> Task inputs
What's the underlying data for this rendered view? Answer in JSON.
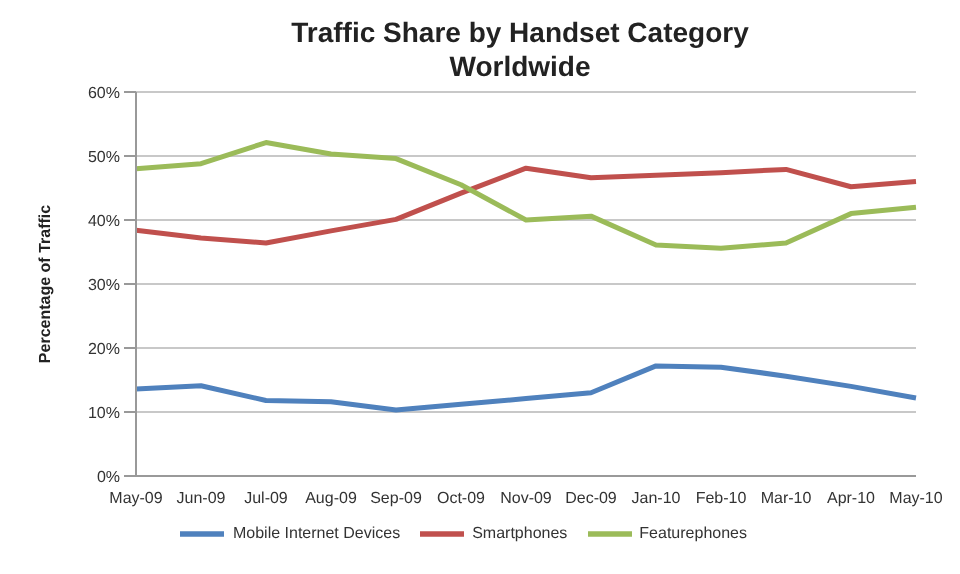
{
  "chart_data": {
    "type": "line",
    "title": "Traffic Share by Handset Category\nWorldwide",
    "ylabel": "Percentage of Traffic",
    "categories": [
      "May-09",
      "Jun-09",
      "Jul-09",
      "Aug-09",
      "Sep-09",
      "Oct-09",
      "Nov-09",
      "Dec-09",
      "Jan-10",
      "Feb-10",
      "Mar-10",
      "Apr-10",
      "May-10"
    ],
    "series": [
      {
        "name": "Mobile Internet Devices",
        "color": "#4f81bd",
        "values": [
          13.6,
          14.1,
          11.8,
          11.6,
          10.3,
          11.2,
          12.1,
          13.0,
          17.2,
          17.0,
          15.6,
          14.0,
          12.2
        ]
      },
      {
        "name": "Smartphones",
        "color": "#c0504d",
        "values": [
          38.4,
          37.2,
          36.4,
          38.3,
          40.1,
          44.2,
          48.1,
          46.6,
          47.0,
          47.4,
          47.9,
          45.2,
          46.0
        ]
      },
      {
        "name": "Featurephones",
        "color": "#9bbb59",
        "values": [
          48.0,
          48.8,
          52.1,
          50.3,
          49.6,
          45.5,
          40.0,
          40.6,
          36.1,
          35.6,
          36.4,
          41.0,
          42.0
        ]
      }
    ],
    "ylim": [
      0,
      60
    ],
    "yticks": [
      {
        "value": 0,
        "label": "0%"
      },
      {
        "value": 10,
        "label": "10%"
      },
      {
        "value": 20,
        "label": "20%"
      },
      {
        "value": 30,
        "label": "30%"
      },
      {
        "value": 40,
        "label": "40%"
      },
      {
        "value": 50,
        "label": "50%"
      },
      {
        "value": 60,
        "label": "60%"
      }
    ],
    "grid": "y",
    "legend": "bottom",
    "marker": "none",
    "line_style": "solid"
  }
}
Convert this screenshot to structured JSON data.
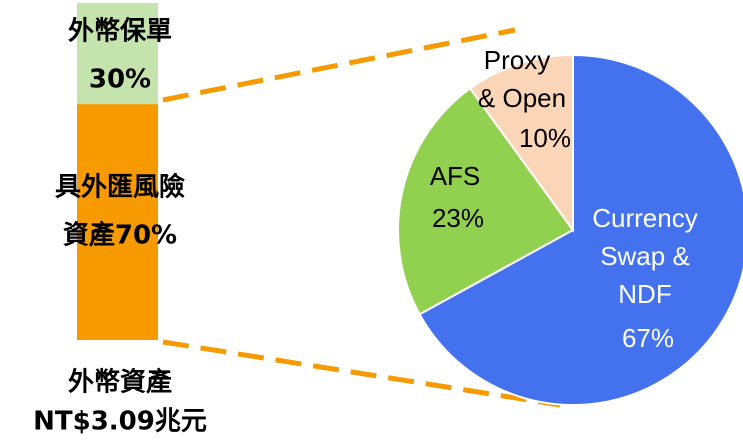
{
  "chart_data": [
    {
      "type": "bar",
      "categories": [
        "外幣資產"
      ],
      "annotation": "NT$3.09兆元",
      "series": [
        {
          "name": "具外匯風險",
          "color": "#f79a00",
          "values": [
            70
          ],
          "value_labels": [
            "資產70%"
          ]
        },
        {
          "name": "外幣保單",
          "color": "#c5e4ad",
          "values": [
            30
          ],
          "value_labels": [
            "30%"
          ]
        }
      ],
      "ylim": [
        0,
        100
      ],
      "stacked": true
    },
    {
      "type": "pie",
      "labels": [
        [
          "Currency",
          "Swap &",
          "NDF"
        ],
        [
          "AFS"
        ],
        [
          "Proxy",
          "& Open"
        ]
      ],
      "values": [
        67,
        23,
        10
      ],
      "value_labels": [
        "67%",
        "23%",
        "10%"
      ],
      "colors": [
        "#4472ee",
        "#92d050",
        "#fbd5b8"
      ]
    }
  ]
}
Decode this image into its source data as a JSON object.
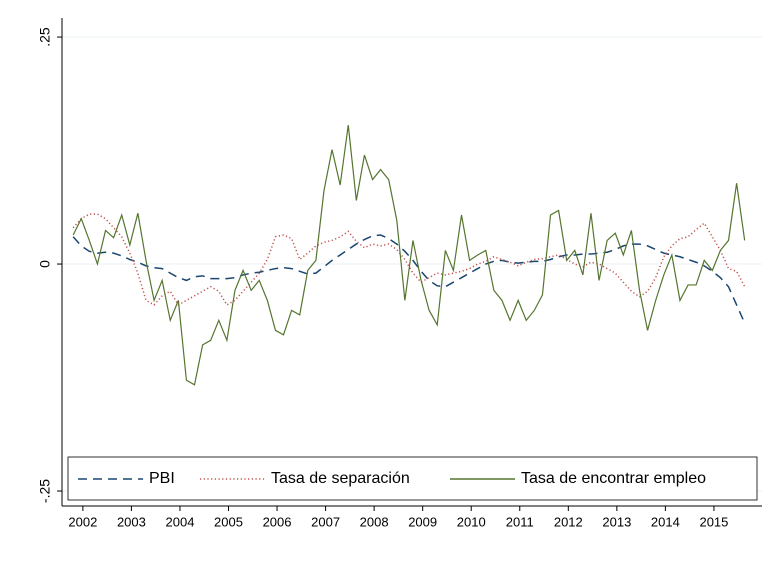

> What needs to be done
Identify every line where the string "JSON" appears.

> Written solution
What's the underlying data for this rendered view? Answer in JSON.
Convert this screenshot to structured JSON data.
Decode this image into its source data as a JSON object.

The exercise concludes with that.